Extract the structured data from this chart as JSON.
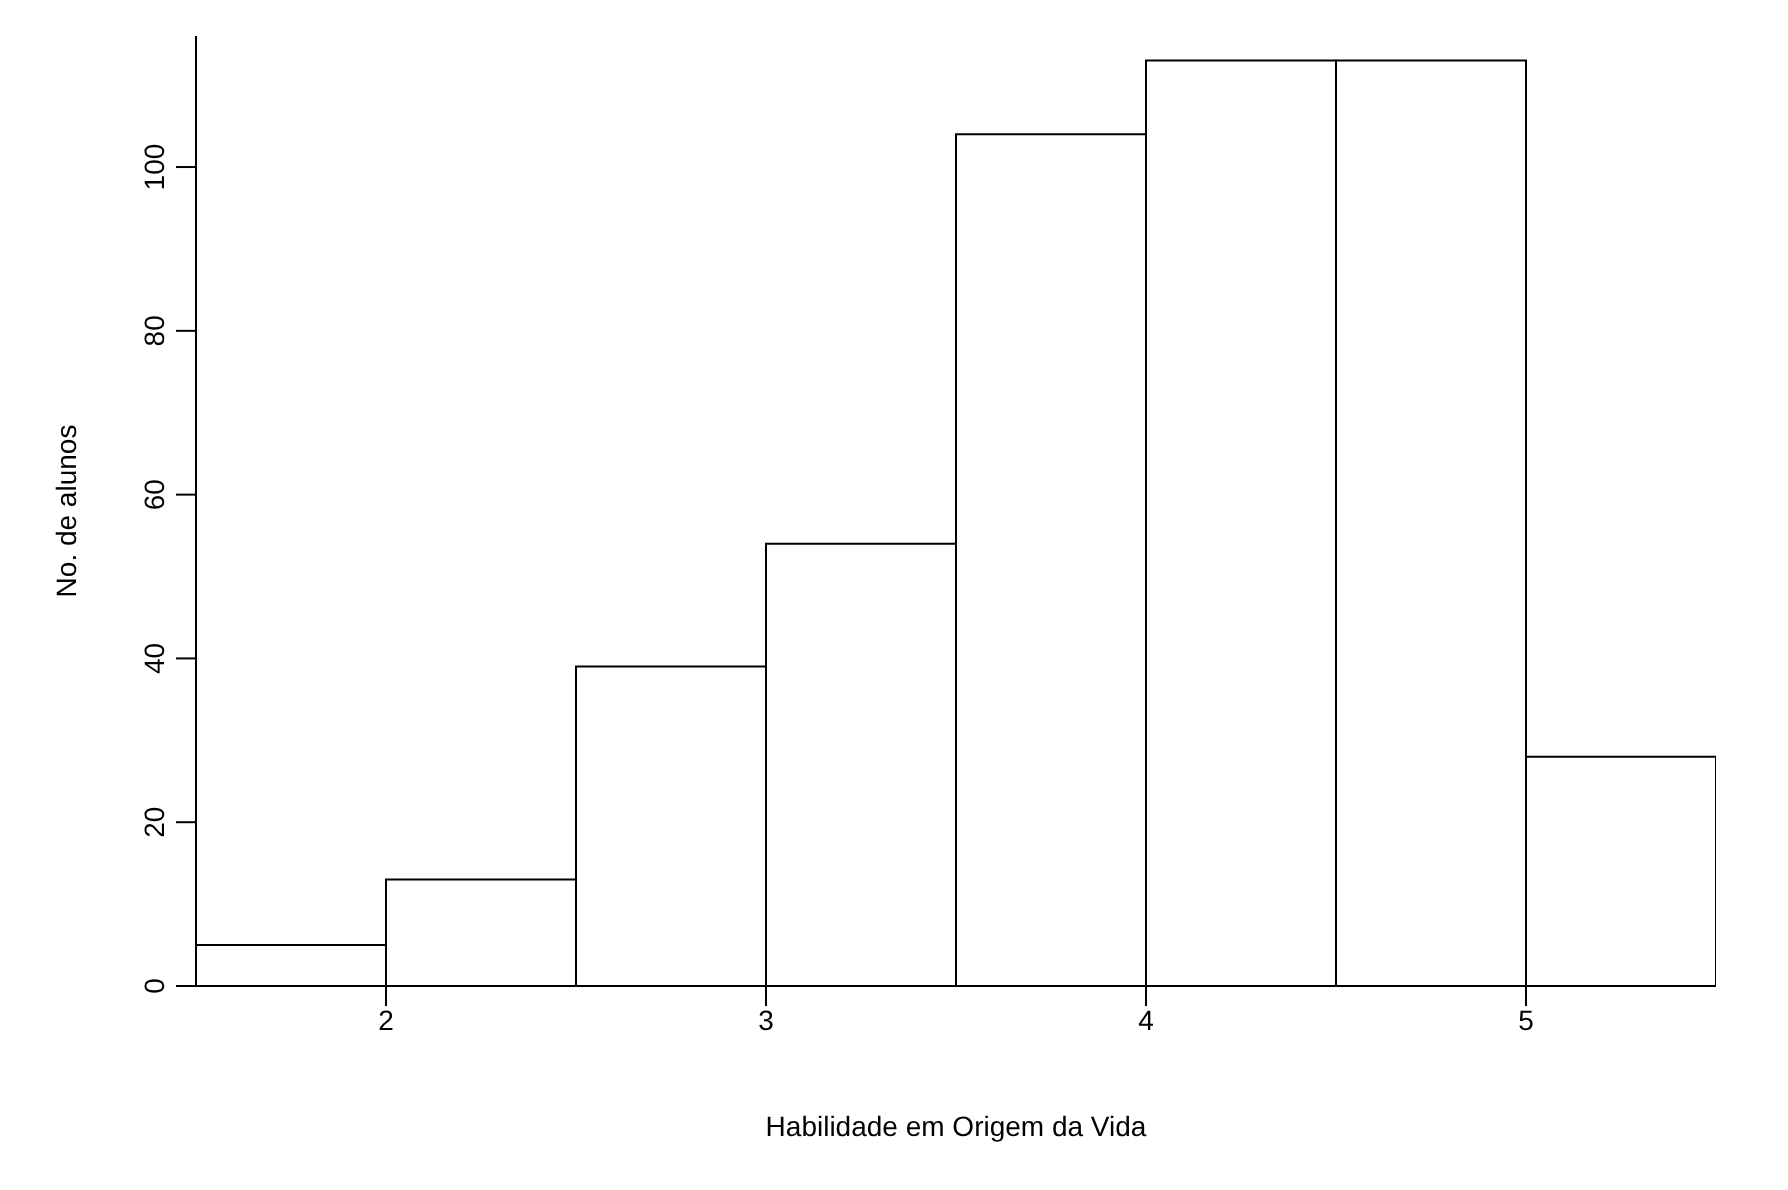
{
  "chart_data": {
    "type": "histogram",
    "xlabel": "Habilidade em Origem da Vida",
    "ylabel": "No. de alunos",
    "bins": [
      1.5,
      2,
      2.5,
      3,
      3.5,
      4,
      4.5,
      5,
      5.5
    ],
    "values": [
      5,
      13,
      39,
      54,
      104,
      113,
      113,
      28
    ],
    "color": "#ffffff",
    "xlim": [
      1.5,
      5.5
    ],
    "xticks": [
      2,
      3,
      4,
      5
    ],
    "ylim": [
      0,
      116
    ],
    "yticks": [
      0,
      20,
      40,
      60,
      80,
      100
    ],
    "grid": false,
    "legend": false
  }
}
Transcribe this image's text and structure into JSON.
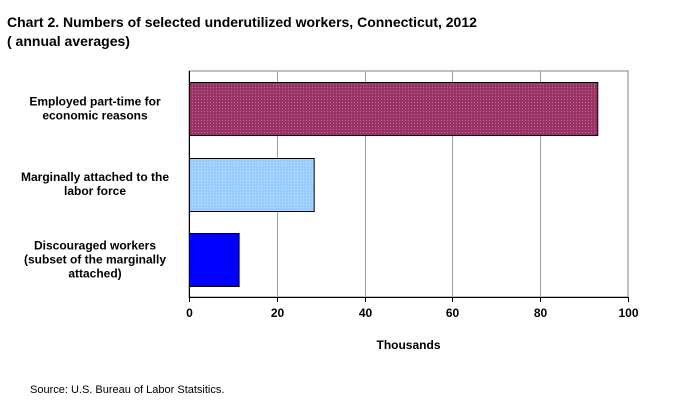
{
  "chart_data": {
    "type": "bar",
    "orientation": "horizontal",
    "title_line1": "Chart 2. Numbers of selected underutilized workers, Connecticut, 2012",
    "title_line2": "( annual averages)",
    "categories": [
      [
        "Employed part-time  for",
        "economic reasons"
      ],
      [
        "Marginally attached  to the",
        "labor force"
      ],
      [
        "Discouraged workers",
        "(subset of the marginally",
        "attached)"
      ]
    ],
    "values": [
      93,
      28.4,
      11.3
    ],
    "bar_colors": [
      "#993366",
      "#99ccff",
      "#0000ff"
    ],
    "xlabel": "Thousands",
    "xlim": [
      0,
      100
    ],
    "xticks": [
      "0",
      "20",
      "40",
      "60",
      "80",
      "100"
    ],
    "grid": true
  },
  "source": "Source: U.S. Bureau of Labor Statsitics."
}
######
WHAT YOU ARE ASKED TO DO:
Go through the material above and print all of it exactly, except the pictures.

WORKED ANSWER:
Extract the structured data from this chart as JSON.
{
  "chart_data": {
    "type": "histogram",
    "xlabel": "Habilidade em Origem da Vida",
    "ylabel": "No. de alunos",
    "bins": [
      1.5,
      2,
      2.5,
      3,
      3.5,
      4,
      4.5,
      5,
      5.5
    ],
    "values": [
      5,
      13,
      39,
      54,
      104,
      113,
      113,
      28
    ],
    "color": "#ffffff",
    "xlim": [
      1.5,
      5.5
    ],
    "xticks": [
      2,
      3,
      4,
      5
    ],
    "ylim": [
      0,
      116
    ],
    "yticks": [
      0,
      20,
      40,
      60,
      80,
      100
    ],
    "grid": false,
    "legend": false
  }
}
Transcribe this image's text and structure into JSON.
{
  "chart_data": {
    "type": "bar",
    "orientation": "horizontal",
    "title_line1": "Chart 2. Numbers of selected underutilized workers, Connecticut, 2012",
    "title_line2": "( annual averages)",
    "categories": [
      [
        "Employed part-time  for",
        "economic reasons"
      ],
      [
        "Marginally attached  to the",
        "labor force"
      ],
      [
        "Discouraged workers",
        "(subset of the marginally",
        "attached)"
      ]
    ],
    "values": [
      93,
      28.4,
      11.3
    ],
    "bar_colors": [
      "#993366",
      "#99ccff",
      "#0000ff"
    ],
    "xlabel": "Thousands",
    "xlim": [
      0,
      100
    ],
    "xticks": [
      "0",
      "20",
      "40",
      "60",
      "80",
      "100"
    ],
    "grid": true
  },
  "source": "Source: U.S. Bureau of Labor Statsitics."
}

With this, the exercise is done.